■ Your instructions
Copy each line that contains the word "ylabel".

■ Records for processing
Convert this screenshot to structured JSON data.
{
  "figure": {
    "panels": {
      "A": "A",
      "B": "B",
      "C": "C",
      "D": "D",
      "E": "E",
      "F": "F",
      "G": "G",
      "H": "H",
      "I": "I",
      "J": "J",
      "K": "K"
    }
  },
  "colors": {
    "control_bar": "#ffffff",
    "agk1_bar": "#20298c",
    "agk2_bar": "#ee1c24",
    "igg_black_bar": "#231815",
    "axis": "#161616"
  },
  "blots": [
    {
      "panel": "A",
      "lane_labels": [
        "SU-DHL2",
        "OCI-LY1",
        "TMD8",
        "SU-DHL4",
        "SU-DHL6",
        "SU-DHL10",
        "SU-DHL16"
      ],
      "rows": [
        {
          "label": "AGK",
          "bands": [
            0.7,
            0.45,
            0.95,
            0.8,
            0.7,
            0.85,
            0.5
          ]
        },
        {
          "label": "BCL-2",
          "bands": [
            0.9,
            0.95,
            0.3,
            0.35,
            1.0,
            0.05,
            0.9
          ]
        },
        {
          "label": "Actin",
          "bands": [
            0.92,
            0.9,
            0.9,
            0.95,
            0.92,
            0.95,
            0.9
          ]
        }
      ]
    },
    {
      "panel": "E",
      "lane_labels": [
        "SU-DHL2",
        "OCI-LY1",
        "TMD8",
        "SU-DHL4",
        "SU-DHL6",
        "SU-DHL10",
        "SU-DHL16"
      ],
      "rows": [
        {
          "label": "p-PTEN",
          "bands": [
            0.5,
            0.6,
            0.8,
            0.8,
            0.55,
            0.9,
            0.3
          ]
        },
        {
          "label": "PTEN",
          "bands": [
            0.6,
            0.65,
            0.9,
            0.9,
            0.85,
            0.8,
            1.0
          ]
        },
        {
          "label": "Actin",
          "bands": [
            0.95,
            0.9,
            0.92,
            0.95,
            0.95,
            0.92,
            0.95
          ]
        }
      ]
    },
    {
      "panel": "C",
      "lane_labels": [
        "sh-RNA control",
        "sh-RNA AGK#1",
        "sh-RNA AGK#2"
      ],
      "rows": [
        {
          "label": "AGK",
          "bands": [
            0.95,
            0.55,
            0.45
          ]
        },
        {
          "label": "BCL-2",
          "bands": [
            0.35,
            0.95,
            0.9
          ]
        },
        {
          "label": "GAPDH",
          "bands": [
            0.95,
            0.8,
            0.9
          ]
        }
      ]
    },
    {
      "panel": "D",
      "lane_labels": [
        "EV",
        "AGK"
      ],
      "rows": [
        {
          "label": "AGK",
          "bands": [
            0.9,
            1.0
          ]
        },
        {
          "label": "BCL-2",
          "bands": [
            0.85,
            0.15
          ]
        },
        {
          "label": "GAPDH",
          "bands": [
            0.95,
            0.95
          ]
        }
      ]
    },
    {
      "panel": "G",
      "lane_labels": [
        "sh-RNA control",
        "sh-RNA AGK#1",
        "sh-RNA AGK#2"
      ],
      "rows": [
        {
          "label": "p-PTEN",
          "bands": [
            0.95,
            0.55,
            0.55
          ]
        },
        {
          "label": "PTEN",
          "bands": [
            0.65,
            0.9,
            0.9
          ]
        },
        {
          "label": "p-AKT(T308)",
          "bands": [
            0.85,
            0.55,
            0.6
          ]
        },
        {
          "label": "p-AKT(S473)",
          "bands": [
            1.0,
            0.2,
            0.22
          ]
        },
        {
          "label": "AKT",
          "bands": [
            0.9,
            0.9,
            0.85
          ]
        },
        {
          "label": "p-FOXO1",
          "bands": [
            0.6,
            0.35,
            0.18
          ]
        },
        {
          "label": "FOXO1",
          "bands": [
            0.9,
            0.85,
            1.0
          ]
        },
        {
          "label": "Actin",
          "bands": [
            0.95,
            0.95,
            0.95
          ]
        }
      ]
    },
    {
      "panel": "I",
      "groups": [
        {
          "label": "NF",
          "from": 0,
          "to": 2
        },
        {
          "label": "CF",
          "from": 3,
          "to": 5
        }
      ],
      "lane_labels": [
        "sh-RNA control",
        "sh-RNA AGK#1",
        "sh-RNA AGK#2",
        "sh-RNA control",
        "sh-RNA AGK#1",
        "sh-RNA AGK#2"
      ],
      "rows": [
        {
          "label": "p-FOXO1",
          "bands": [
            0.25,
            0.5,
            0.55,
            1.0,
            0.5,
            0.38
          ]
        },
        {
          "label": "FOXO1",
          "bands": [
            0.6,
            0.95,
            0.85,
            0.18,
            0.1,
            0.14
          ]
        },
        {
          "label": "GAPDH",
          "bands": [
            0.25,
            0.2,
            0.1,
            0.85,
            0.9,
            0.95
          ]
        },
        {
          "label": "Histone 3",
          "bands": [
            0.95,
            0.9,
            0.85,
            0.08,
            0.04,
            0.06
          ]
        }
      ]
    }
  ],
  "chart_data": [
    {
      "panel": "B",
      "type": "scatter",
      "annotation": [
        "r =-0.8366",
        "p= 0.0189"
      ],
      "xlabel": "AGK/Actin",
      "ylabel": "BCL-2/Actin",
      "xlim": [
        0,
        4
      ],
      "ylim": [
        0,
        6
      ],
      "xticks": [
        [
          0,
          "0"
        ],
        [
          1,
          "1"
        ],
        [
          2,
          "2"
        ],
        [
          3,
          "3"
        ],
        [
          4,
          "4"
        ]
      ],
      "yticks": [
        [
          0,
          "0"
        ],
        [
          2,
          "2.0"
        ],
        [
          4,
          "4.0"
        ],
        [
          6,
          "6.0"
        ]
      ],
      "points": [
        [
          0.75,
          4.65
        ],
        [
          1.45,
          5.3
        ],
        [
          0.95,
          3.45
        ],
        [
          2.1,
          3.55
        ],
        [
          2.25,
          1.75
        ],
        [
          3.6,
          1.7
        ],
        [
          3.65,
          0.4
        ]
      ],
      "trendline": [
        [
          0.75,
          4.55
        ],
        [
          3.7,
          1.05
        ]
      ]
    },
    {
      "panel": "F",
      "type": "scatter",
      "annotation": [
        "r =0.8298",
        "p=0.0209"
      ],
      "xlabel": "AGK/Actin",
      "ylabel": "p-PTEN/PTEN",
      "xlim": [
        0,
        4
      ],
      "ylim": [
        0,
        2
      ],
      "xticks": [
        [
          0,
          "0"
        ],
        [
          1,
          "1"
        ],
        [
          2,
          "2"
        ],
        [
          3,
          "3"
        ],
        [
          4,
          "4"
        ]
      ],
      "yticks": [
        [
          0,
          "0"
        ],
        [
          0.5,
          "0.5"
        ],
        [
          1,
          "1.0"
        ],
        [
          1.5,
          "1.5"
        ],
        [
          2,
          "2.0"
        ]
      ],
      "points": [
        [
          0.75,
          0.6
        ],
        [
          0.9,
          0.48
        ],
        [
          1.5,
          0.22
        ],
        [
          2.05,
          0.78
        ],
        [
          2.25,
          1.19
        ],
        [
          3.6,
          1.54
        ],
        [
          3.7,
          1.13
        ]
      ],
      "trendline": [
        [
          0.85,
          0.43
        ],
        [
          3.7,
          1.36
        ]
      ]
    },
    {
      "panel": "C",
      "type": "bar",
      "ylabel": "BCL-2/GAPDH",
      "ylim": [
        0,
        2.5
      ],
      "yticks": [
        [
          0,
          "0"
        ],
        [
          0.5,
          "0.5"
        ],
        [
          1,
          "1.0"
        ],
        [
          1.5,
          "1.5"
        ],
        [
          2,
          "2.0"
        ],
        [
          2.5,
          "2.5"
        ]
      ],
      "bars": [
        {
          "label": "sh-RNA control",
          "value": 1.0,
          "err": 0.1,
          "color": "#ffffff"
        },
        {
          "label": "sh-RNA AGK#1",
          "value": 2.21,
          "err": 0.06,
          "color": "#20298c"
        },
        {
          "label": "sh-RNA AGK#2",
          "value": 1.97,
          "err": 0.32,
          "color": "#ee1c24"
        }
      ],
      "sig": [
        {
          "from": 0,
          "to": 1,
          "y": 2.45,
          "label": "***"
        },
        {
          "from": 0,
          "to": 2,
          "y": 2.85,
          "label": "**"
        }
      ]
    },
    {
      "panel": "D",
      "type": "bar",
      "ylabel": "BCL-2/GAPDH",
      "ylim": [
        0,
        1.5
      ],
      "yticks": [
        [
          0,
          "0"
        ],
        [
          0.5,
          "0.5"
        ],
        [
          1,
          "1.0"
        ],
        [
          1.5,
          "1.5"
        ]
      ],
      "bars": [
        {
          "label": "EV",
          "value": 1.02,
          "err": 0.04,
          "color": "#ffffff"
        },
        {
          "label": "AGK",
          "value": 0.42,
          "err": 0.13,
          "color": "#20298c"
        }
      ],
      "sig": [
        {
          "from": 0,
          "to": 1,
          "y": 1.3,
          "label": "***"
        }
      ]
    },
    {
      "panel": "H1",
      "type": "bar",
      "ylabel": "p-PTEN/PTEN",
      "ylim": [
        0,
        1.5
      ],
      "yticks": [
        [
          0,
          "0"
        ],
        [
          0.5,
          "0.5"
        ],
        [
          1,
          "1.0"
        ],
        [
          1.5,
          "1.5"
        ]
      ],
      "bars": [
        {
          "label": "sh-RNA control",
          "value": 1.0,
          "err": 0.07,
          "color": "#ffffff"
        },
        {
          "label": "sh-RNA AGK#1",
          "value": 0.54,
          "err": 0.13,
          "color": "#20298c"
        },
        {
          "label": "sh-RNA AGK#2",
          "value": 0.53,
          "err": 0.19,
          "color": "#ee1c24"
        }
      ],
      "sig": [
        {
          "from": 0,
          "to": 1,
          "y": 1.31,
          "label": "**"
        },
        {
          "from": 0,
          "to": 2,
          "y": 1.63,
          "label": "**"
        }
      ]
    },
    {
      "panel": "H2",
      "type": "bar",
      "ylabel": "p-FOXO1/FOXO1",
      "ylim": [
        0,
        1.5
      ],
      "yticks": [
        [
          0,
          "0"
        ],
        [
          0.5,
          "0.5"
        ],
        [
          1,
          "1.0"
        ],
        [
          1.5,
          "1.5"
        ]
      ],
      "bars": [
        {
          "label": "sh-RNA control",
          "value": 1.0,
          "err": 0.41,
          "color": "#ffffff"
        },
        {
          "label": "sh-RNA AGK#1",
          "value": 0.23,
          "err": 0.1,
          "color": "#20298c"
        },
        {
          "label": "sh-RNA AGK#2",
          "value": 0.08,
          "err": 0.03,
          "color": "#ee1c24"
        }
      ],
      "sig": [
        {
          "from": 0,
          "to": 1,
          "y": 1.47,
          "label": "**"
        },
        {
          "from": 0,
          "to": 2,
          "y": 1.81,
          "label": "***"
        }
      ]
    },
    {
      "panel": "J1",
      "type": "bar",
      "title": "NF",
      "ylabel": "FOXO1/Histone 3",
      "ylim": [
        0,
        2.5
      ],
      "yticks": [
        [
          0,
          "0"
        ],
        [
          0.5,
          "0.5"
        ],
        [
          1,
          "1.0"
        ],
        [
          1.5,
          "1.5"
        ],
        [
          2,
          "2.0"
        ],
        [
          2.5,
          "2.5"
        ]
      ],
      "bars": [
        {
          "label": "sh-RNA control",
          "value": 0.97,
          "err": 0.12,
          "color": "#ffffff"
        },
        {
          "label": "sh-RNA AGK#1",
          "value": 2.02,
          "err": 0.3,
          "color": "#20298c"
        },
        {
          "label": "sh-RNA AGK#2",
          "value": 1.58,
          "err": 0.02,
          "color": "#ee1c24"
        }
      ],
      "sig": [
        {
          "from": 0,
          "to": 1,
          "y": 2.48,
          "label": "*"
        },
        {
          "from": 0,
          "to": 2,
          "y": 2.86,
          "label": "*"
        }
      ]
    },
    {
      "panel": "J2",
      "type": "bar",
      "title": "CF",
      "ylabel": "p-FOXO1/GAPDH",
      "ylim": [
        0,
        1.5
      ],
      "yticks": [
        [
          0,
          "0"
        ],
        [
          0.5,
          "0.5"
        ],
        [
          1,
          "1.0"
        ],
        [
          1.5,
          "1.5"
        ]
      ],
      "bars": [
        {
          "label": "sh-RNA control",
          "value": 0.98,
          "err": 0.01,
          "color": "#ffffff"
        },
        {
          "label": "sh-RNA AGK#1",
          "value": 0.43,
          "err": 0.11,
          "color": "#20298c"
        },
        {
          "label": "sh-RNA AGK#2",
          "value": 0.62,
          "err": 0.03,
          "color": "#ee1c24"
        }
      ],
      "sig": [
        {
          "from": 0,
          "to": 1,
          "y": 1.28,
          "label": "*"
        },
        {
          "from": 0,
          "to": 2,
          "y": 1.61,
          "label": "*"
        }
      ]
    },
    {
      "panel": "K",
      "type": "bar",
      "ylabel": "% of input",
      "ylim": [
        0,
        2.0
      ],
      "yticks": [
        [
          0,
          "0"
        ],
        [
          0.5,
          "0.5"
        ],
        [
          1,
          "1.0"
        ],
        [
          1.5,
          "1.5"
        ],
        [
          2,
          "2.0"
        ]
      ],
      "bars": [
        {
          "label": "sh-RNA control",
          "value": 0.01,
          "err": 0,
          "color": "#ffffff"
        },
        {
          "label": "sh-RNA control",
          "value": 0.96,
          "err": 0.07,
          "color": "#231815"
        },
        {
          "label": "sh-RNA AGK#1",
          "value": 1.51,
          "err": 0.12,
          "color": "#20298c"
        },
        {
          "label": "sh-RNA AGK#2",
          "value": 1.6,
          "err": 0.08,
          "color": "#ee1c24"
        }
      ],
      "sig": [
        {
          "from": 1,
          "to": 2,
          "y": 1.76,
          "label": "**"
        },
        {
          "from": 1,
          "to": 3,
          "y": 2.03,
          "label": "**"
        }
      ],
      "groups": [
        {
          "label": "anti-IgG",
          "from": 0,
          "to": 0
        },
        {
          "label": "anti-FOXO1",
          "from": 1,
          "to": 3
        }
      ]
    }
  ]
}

■ In response
      "ylabel": "BCL-2/Actin",
      "ylabel": "p-PTEN/PTEN",
      "ylabel": "BCL-2/GAPDH",
      "ylabel": "BCL-2/GAPDH",
      "ylabel": "p-PTEN/PTEN",
      "ylabel": "p-FOXO1/FOXO1",
      "ylabel": "FOXO1/Histone 3",
      "ylabel": "p-FOXO1/GAPDH",
      "ylabel": "% of input",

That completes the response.